Only the pictures are left out: repeat the rest of the entries exactly.

§ §

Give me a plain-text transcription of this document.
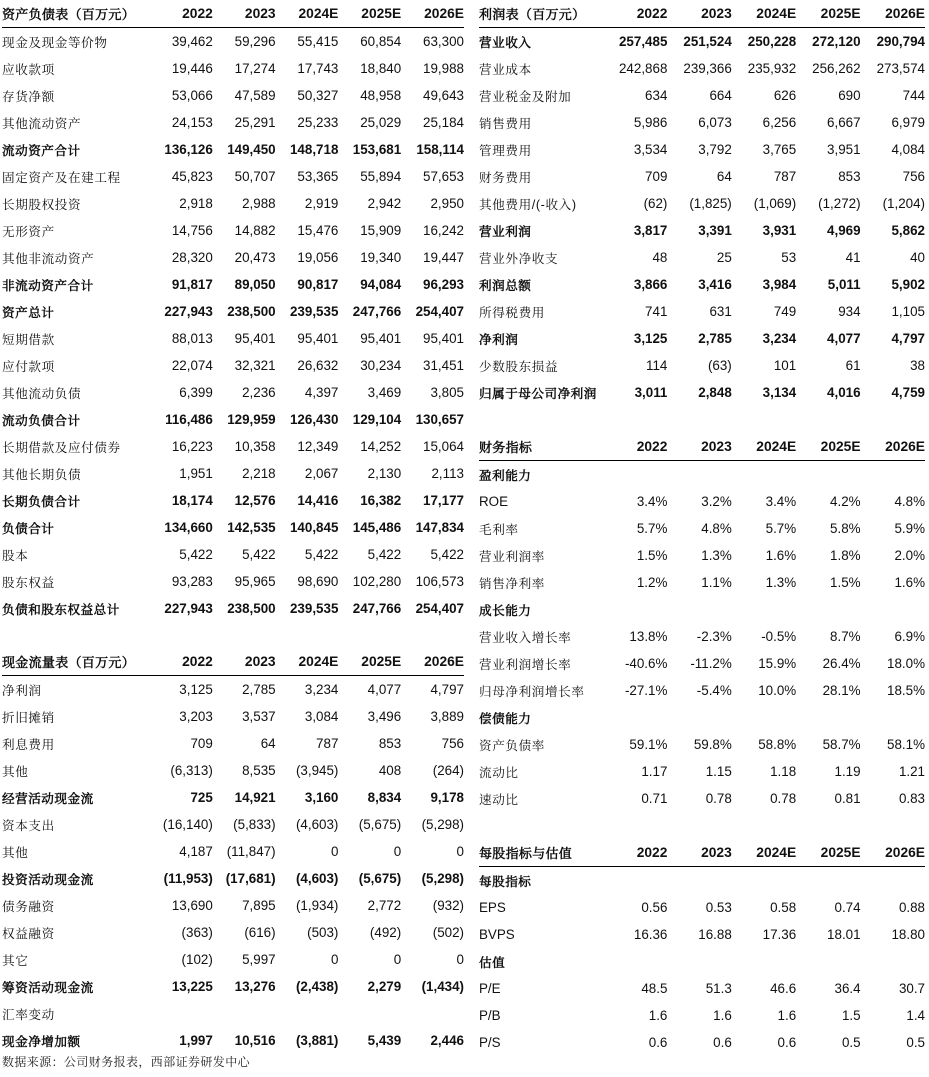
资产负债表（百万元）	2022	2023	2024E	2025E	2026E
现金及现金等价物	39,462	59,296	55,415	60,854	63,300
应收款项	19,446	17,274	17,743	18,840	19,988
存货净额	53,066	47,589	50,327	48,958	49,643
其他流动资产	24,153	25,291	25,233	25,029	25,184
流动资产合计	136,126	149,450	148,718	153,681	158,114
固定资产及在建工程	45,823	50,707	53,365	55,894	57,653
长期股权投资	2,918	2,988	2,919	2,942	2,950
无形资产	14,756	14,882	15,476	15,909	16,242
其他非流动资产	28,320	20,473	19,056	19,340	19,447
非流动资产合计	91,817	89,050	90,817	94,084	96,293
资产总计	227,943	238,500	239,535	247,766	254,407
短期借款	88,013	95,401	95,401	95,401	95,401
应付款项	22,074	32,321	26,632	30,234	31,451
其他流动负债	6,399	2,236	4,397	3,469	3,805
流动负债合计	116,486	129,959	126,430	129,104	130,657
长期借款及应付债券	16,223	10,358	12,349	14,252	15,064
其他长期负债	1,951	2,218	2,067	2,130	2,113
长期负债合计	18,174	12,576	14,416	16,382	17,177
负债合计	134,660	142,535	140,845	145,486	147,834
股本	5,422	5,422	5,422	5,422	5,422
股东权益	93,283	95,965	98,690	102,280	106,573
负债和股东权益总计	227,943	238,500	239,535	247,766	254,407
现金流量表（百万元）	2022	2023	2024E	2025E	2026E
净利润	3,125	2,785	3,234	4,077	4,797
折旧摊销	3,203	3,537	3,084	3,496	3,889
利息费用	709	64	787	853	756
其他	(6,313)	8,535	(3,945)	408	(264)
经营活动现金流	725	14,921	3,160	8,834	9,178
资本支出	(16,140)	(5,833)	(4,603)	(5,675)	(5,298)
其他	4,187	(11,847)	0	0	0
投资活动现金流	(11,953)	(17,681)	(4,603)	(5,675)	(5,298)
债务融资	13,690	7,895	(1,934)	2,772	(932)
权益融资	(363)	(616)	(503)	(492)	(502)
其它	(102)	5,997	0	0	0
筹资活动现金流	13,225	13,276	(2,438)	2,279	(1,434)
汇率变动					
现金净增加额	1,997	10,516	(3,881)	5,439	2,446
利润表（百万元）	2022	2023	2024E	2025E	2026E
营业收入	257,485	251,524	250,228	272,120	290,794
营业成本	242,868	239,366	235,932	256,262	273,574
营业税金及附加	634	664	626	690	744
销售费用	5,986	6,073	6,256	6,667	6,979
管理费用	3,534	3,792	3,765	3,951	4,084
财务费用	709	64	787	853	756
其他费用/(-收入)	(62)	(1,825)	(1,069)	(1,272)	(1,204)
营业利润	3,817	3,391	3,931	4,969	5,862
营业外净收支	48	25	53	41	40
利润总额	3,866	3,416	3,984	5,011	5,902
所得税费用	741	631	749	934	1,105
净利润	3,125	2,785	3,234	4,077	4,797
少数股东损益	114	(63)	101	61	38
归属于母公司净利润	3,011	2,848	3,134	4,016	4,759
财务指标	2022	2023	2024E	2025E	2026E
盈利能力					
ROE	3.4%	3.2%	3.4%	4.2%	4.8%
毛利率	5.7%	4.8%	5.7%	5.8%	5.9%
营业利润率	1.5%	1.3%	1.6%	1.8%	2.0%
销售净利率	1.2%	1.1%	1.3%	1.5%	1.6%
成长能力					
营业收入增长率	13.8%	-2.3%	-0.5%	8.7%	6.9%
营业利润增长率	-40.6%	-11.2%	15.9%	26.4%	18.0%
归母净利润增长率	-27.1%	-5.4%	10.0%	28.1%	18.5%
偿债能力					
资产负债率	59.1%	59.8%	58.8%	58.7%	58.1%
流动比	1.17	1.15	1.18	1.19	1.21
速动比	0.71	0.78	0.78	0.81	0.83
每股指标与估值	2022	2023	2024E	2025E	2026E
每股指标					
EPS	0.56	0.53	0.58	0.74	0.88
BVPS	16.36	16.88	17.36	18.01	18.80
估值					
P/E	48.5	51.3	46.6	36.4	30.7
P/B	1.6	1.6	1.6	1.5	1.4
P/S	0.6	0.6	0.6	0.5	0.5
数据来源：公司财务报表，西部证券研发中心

§ §

*Reply*.
Give me a plain-text transcription of this document.
资产负债表（百万元）	2022	2023	2024E	2025E	2026E
现金及现金等价物	39,462	59,296	55,415	60,854	63,300
应收款项	19,446	17,274	17,743	18,840	19,988
存货净额	53,066	47,589	50,327	48,958	49,643
其他流动资产	24,153	25,291	25,233	25,029	25,184
流动资产合计	136,126	149,450	148,718	153,681	158,114
固定资产及在建工程	45,823	50,707	53,365	55,894	57,653
长期股权投资	2,918	2,988	2,919	2,942	2,950
无形资产	14,756	14,882	15,476	15,909	16,242
其他非流动资产	28,320	20,473	19,056	19,340	19,447
非流动资产合计	91,817	89,050	90,817	94,084	96,293
资产总计	227,943	238,500	239,535	247,766	254,407
短期借款	88,013	95,401	95,401	95,401	95,401
应付款项	22,074	32,321	26,632	30,234	31,451
其他流动负债	6,399	2,236	4,397	3,469	3,805
流动负债合计	116,486	129,959	126,430	129,104	130,657
长期借款及应付债券	16,223	10,358	12,349	14,252	15,064
其他长期负债	1,951	2,218	2,067	2,130	2,113
长期负债合计	18,174	12,576	14,416	16,382	17,177
负债合计	134,660	142,535	140,845	145,486	147,834
股本	5,422	5,422	5,422	5,422	5,422
股东权益	93,283	95,965	98,690	102,280	106,573
负债和股东权益总计	227,943	238,500	239,535	247,766	254,407
现金流量表（百万元）	2022	2023	2024E	2025E	2026E
净利润	3,125	2,785	3,234	4,077	4,797
折旧摊销	3,203	3,537	3,084	3,496	3,889
利息费用	709	64	787	853	756
其他	(6,313)	8,535	(3,945)	408	(264)
经营活动现金流	725	14,921	3,160	8,834	9,178
资本支出	(16,140)	(5,833)	(4,603)	(5,675)	(5,298)
其他	4,187	(11,847)	0	0	0
投资活动现金流	(11,953)	(17,681)	(4,603)	(5,675)	(5,298)
债务融资	13,690	7,895	(1,934)	2,772	(932)
权益融资	(363)	(616)	(503)	(492)	(502)
其它	(102)	5,997	0	0	0
筹资活动现金流	13,225	13,276	(2,438)	2,279	(1,434)
汇率变动					
现金净增加额	1,997	10,516	(3,881)	5,439	2,446
利润表（百万元）	2022	2023	2024E	2025E	2026E
营业收入	257,485	251,524	250,228	272,120	290,794
营业成本	242,868	239,366	235,932	256,262	273,574
营业税金及附加	634	664	626	690	744
销售费用	5,986	6,073	6,256	6,667	6,979
管理费用	3,534	3,792	3,765	3,951	4,084
财务费用	709	64	787	853	756
其他费用/(-收入)	(62)	(1,825)	(1,069)	(1,272)	(1,204)
营业利润	3,817	3,391	3,931	4,969	5,862
营业外净收支	48	25	53	41	40
利润总额	3,866	3,416	3,984	5,011	5,902
所得税费用	741	631	749	934	1,105
净利润	3,125	2,785	3,234	4,077	4,797
少数股东损益	114	(63)	101	61	38
归属于母公司净利润	3,011	2,848	3,134	4,016	4,759
财务指标	2022	2023	2024E	2025E	2026E
盈利能力					
ROE	3.4%	3.2%	3.4%	4.2%	4.8%
毛利率	5.7%	4.8%	5.7%	5.8%	5.9%
营业利润率	1.5%	1.3%	1.6%	1.8%	2.0%
销售净利率	1.2%	1.1%	1.3%	1.5%	1.6%
成长能力					
营业收入增长率	13.8%	-2.3%	-0.5%	8.7%	6.9%
营业利润增长率	-40.6%	-11.2%	15.9%	26.4%	18.0%
归母净利润增长率	-27.1%	-5.4%	10.0%	28.1%	18.5%
偿债能力					
资产负债率	59.1%	59.8%	58.8%	58.7%	58.1%
流动比	1.17	1.15	1.18	1.19	1.21
速动比	0.71	0.78	0.78	0.81	0.83
每股指标与估值	2022	2023	2024E	2025E	2026E
每股指标					
EPS	0.56	0.53	0.58	0.74	0.88
BVPS	16.36	16.88	17.36	18.01	18.80
估值					
P/E	48.5	51.3	46.6	36.4	30.7
P/B	1.6	1.6	1.6	1.5	1.4
P/S	0.6	0.6	0.6	0.5	0.5
数据来源：公司财务报表，西部证券研发中心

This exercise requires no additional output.